What's needed is an exact copy of all the data below, without pictures.

- RECORDS FOR THIS EXERCISE:
*** Block opens ***
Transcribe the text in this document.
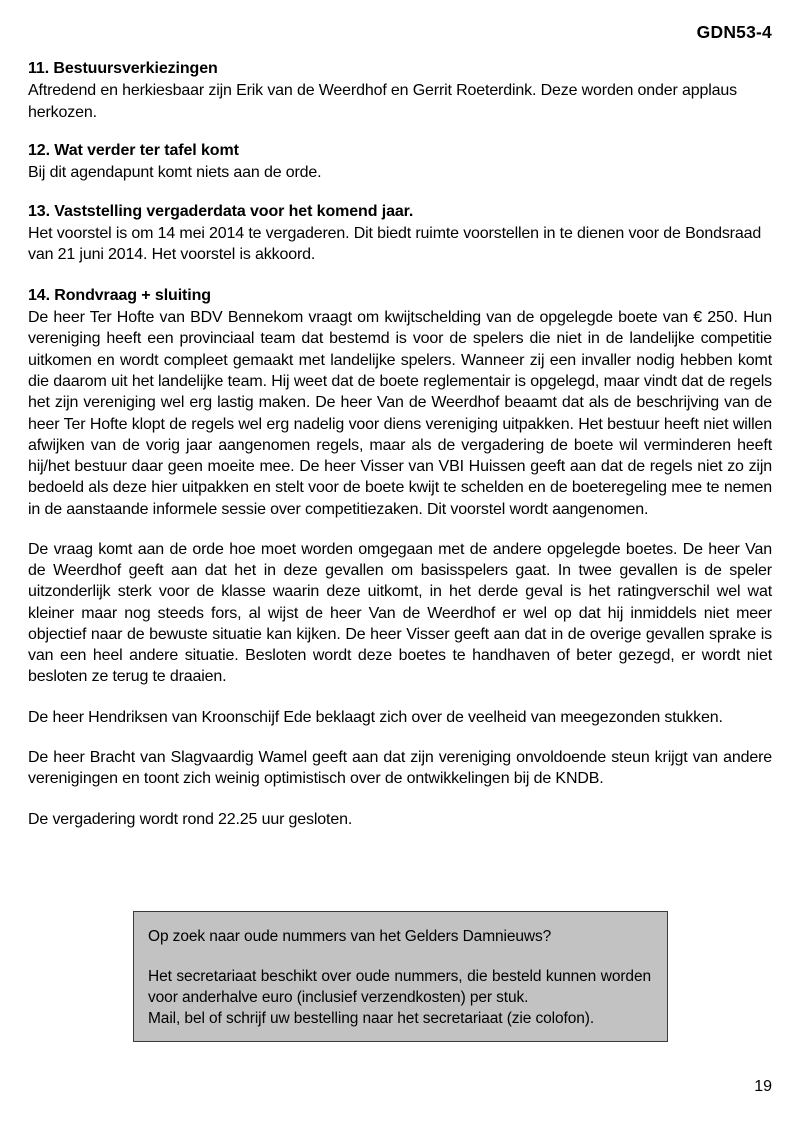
GDN53-4
11. Bestuursverkiezingen

Aftredend en herkiesbaar zijn Erik van de Weerdhof en Gerrit Roeterdink. Deze worden onder applaus herkozen.

12. Wat verder ter tafel komt

Bij dit agendapunt komt niets aan de orde.

13. Vaststelling vergaderdata voor het komend jaar.

Het voorstel is om 14 mei 2014 te vergaderen. Dit biedt ruimte voorstellen in te dienen voor de Bondsraad van 21 juni 2014. Het voorstel is akkoord.

14. Rondvraag + sluiting

De heer Ter Hofte van BDV Bennekom vraagt om kwijtschelding van de opgelegde boete van € 250. Hun vereniging heeft een provinciaal team dat bestemd is voor de spelers die niet in de landelijke competitie uitkomen en wordt compleet gemaakt met landelijke spelers. Wanneer zij een invaller nodig hebben komt die daarom uit het landelijke team. Hij weet dat de boete reglementair is opgelegd, maar vindt dat de regels het zijn vereniging wel erg lastig maken. De heer Van de Weerdhof beaamt dat als de beschrijving van de heer Ter Hofte klopt de regels wel erg nadelig voor diens vereniging uitpakken. Het bestuur heeft niet willen afwijken van de vorig jaar aangenomen regels, maar als de vergadering de boete wil verminderen heeft hij/het bestuur daar geen moeite mee. De heer Visser van VBI Huissen geeft aan dat de regels niet zo zijn bedoeld als deze hier uitpakken en stelt voor de boete kwijt te schelden en de boeteregeling mee te nemen in de aanstaande informele sessie over competitiezaken. Dit voorstel wordt aangenomen.

De vraag komt aan de orde hoe moet worden omgegaan met de andere opgelegde boetes. De heer Van de Weerdhof geeft aan dat het in deze gevallen om basisspelers gaat. In twee gevallen is de speler uitzonderlijk sterk voor de klasse waarin deze uitkomt, in het derde geval is het ratingverschil wel wat kleiner maar nog steeds fors, al wijst de heer Van de Weerdhof er wel op dat hij inmiddels niet meer objectief naar de bewuste situatie kan kijken. De heer Visser geeft aan dat in de overige gevallen sprake is van een heel andere situatie. Besloten wordt deze boetes te handhaven of beter gezegd, er wordt niet besloten ze terug te draaien.

De heer Hendriksen van Kroonschijf Ede beklaagt zich over de veelheid van meegezonden stukken.

De heer Bracht van Slagvaardig Wamel geeft aan dat zijn vereniging onvoldoende steun krijgt van andere verenigingen en toont zich weinig optimistisch over de ontwikkelingen bij de KNDB.

De vergadering wordt rond 22.25 uur gesloten.

Op zoek naar oude nummers van het Gelders Damnieuws?

Het secretariaat beschikt over oude nummers, die besteld kunnen worden voor anderhalve euro (inclusief verzendkosten) per stuk.

Mail, bel of schrijf uw bestelling naar het secretariaat (zie colofon).

19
*** Block closes ***
- ANSWER TO THE EXERCISE:
Transcribe the text in this document.
GDN53-4
11. Bestuursverkiezingen

Aftredend en herkiesbaar zijn Erik van de Weerdhof en Gerrit Roeterdink. Deze worden onder applaus herkozen.

12. Wat verder ter tafel komt

Bij dit agendapunt komt niets aan de orde.

13. Vaststelling vergaderdata voor het komend jaar.

Het voorstel is om 14 mei 2014 te vergaderen. Dit biedt ruimte voorstellen in te dienen voor de Bondsraad van 21 juni 2014. Het voorstel is akkoord.

14. Rondvraag + sluiting

De heer Ter Hofte van BDV Bennekom vraagt om kwijtschelding van de opgelegde boete van € 250. Hun vereniging heeft een provinciaal team dat bestemd is voor de spelers die niet in de landelijke competitie uitkomen en wordt compleet gemaakt met landelijke spelers. Wanneer zij een invaller nodig hebben komt die daarom uit het landelijke team. Hij weet dat de boete reglementair is opgelegd, maar vindt dat de regels het zijn vereniging wel erg lastig maken. De heer Van de Weerdhof beaamt dat als de beschrijving van de heer Ter Hofte klopt de regels wel erg nadelig voor diens vereniging uitpakken. Het bestuur heeft niet willen afwijken van de vorig jaar aangenomen regels, maar als de vergadering de boete wil verminderen heeft hij/het bestuur daar geen moeite mee. De heer Visser van VBI Huissen geeft aan dat de regels niet zo zijn bedoeld als deze hier uitpakken en stelt voor de boete kwijt te schelden en de boeteregeling mee te nemen in de aanstaande informele sessie over competitiezaken. Dit voorstel wordt aangenomen.

De vraag komt aan de orde hoe moet worden omgegaan met de andere opgelegde boetes. De heer Van de Weerdhof geeft aan dat het in deze gevallen om basisspelers gaat. In twee gevallen is de speler uitzonderlijk sterk voor de klasse waarin deze uitkomt, in het derde geval is het ratingverschil wel wat kleiner maar nog steeds fors, al wijst de heer Van de Weerdhof er wel op dat hij inmiddels niet meer objectief naar de bewuste situatie kan kijken. De heer Visser geeft aan dat in de overige gevallen sprake is van een heel andere situatie. Besloten wordt deze boetes te handhaven of beter gezegd, er wordt niet besloten ze terug te draaien.

De heer Hendriksen van Kroonschijf Ede beklaagt zich over de veelheid van meegezonden stukken.

De heer Bracht van Slagvaardig Wamel geeft aan dat zijn vereniging onvoldoende steun krijgt van andere verenigingen en toont zich weinig optimistisch over de ontwikkelingen bij de KNDB.

De vergadering wordt rond 22.25 uur gesloten.

Op zoek naar oude nummers van het Gelders Damnieuws?

Het secretariaat beschikt over oude nummers, die besteld kunnen worden voor anderhalve euro (inclusief verzendkosten) per stuk.

Mail, bel of schrijf uw bestelling naar het secretariaat (zie colofon).

19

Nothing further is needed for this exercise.